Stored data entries
★ ★ ★
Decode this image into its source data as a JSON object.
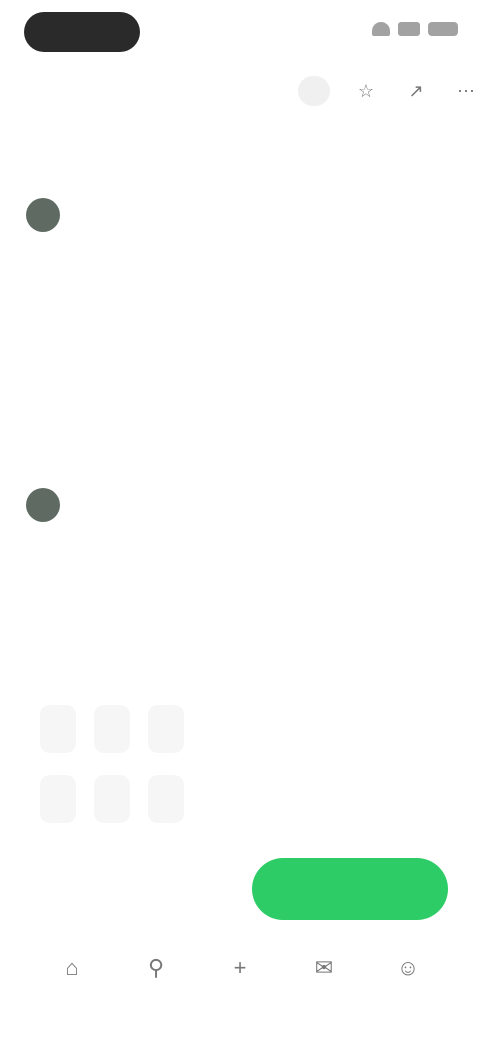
{
  "status": {
    "icons": [
      "wifi-icon",
      "signal-icon",
      "battery-icon"
    ]
  },
  "header": {
    "subtitle": "",
    "follow_label": "",
    "icons": [
      "bookmark-icon",
      "share-icon",
      "more-icon"
    ]
  },
  "reviews": {
    "title": "",
    "comments": [
      {
        "author": "",
        "lines": [
          "",
          "",
          ""
        ],
        "meta": [
          "",
          "",
          "",
          ""
        ]
      },
      {
        "author": "",
        "sub": ""
      }
    ]
  },
  "related": {
    "title": "",
    "chips_row1": [
      "",
      "",
      ""
    ],
    "chips_row2": [
      "",
      "",
      ""
    ]
  },
  "action_bar": {
    "price": "",
    "price_sub": "",
    "cta_label": ""
  },
  "bottom_nav": [
    {
      "icon": "home-icon",
      "label": ""
    },
    {
      "icon": "search-icon",
      "label": ""
    },
    {
      "icon": "add-icon",
      "label": ""
    },
    {
      "icon": "message-icon",
      "label": ""
    },
    {
      "icon": "profile-icon",
      "label": ""
    }
  ],
  "colors": {
    "accent": "#2ecc66",
    "dark": "#2a2a2a",
    "avatar": "#5f6b62"
  }
}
★ ★ ★
### Stated exercise
Reproduce every line above as written, skipping pictures.

### Solution to the exercise
Decode this image into its source data as a JSON object.
{
  "status": {
    "icons": [
      "wifi-icon",
      "signal-icon",
      "battery-icon"
    ]
  },
  "header": {
    "subtitle": "",
    "follow_label": "",
    "icons": [
      "bookmark-icon",
      "share-icon",
      "more-icon"
    ]
  },
  "reviews": {
    "title": "",
    "comments": [
      {
        "author": "",
        "lines": [
          "",
          "",
          ""
        ],
        "meta": [
          "",
          "",
          "",
          ""
        ]
      },
      {
        "author": "",
        "sub": ""
      }
    ]
  },
  "related": {
    "title": "",
    "chips_row1": [
      "",
      "",
      ""
    ],
    "chips_row2": [
      "",
      "",
      ""
    ]
  },
  "action_bar": {
    "price": "",
    "price_sub": "",
    "cta_label": ""
  },
  "bottom_nav": [
    {
      "icon": "home-icon",
      "label": ""
    },
    {
      "icon": "search-icon",
      "label": ""
    },
    {
      "icon": "add-icon",
      "label": ""
    },
    {
      "icon": "message-icon",
      "label": ""
    },
    {
      "icon": "profile-icon",
      "label": ""
    }
  ],
  "colors": {
    "accent": "#2ecc66",
    "dark": "#2a2a2a",
    "avatar": "#5f6b62"
  }
}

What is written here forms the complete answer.